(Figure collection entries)
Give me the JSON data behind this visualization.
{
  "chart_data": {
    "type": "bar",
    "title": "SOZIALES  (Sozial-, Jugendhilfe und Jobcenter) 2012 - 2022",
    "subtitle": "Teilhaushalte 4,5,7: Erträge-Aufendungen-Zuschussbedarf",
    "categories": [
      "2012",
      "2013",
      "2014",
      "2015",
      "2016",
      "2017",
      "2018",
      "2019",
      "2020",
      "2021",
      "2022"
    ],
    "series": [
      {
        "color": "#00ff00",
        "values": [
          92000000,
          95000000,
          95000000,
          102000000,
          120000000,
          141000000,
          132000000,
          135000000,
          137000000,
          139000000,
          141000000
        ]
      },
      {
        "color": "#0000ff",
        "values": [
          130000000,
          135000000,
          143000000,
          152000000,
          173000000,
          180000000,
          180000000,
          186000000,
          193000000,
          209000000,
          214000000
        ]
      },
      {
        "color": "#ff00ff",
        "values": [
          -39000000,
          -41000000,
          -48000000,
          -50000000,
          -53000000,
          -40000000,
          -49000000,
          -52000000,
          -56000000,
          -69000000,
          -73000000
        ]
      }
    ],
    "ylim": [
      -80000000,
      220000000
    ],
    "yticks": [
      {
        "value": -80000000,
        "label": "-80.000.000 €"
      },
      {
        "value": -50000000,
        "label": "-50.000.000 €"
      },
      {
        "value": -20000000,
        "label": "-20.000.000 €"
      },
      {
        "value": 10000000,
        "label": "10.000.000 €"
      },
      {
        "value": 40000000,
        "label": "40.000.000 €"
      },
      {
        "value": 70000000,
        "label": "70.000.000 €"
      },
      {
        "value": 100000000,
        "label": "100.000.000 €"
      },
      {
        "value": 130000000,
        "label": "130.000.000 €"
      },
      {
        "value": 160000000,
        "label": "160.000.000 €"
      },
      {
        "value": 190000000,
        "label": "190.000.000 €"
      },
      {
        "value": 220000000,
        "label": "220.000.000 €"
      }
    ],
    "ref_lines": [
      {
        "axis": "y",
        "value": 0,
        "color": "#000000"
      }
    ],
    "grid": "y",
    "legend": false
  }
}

**REQUIRED TASK:**
Each line must be given again exactly as written above.

**FINISHED ANSWER:**
Give me the JSON data behind this visualization.
{
  "chart_data": {
    "type": "bar",
    "title": "SOZIALES  (Sozial-, Jugendhilfe und Jobcenter) 2012 - 2022",
    "subtitle": "Teilhaushalte 4,5,7: Erträge-Aufendungen-Zuschussbedarf",
    "categories": [
      "2012",
      "2013",
      "2014",
      "2015",
      "2016",
      "2017",
      "2018",
      "2019",
      "2020",
      "2021",
      "2022"
    ],
    "series": [
      {
        "color": "#00ff00",
        "values": [
          92000000,
          95000000,
          95000000,
          102000000,
          120000000,
          141000000,
          132000000,
          135000000,
          137000000,
          139000000,
          141000000
        ]
      },
      {
        "color": "#0000ff",
        "values": [
          130000000,
          135000000,
          143000000,
          152000000,
          173000000,
          180000000,
          180000000,
          186000000,
          193000000,
          209000000,
          214000000
        ]
      },
      {
        "color": "#ff00ff",
        "values": [
          -39000000,
          -41000000,
          -48000000,
          -50000000,
          -53000000,
          -40000000,
          -49000000,
          -52000000,
          -56000000,
          -69000000,
          -73000000
        ]
      }
    ],
    "ylim": [
      -80000000,
      220000000
    ],
    "yticks": [
      {
        "value": -80000000,
        "label": "-80.000.000 €"
      },
      {
        "value": -50000000,
        "label": "-50.000.000 €"
      },
      {
        "value": -20000000,
        "label": "-20.000.000 €"
      },
      {
        "value": 10000000,
        "label": "10.000.000 €"
      },
      {
        "value": 40000000,
        "label": "40.000.000 €"
      },
      {
        "value": 70000000,
        "label": "70.000.000 €"
      },
      {
        "value": 100000000,
        "label": "100.000.000 €"
      },
      {
        "value": 130000000,
        "label": "130.000.000 €"
      },
      {
        "value": 160000000,
        "label": "160.000.000 €"
      },
      {
        "value": 190000000,
        "label": "190.000.000 €"
      },
      {
        "value": 220000000,
        "label": "220.000.000 €"
      }
    ],
    "ref_lines": [
      {
        "axis": "y",
        "value": 0,
        "color": "#000000"
      }
    ],
    "grid": "y",
    "legend": false
  }
}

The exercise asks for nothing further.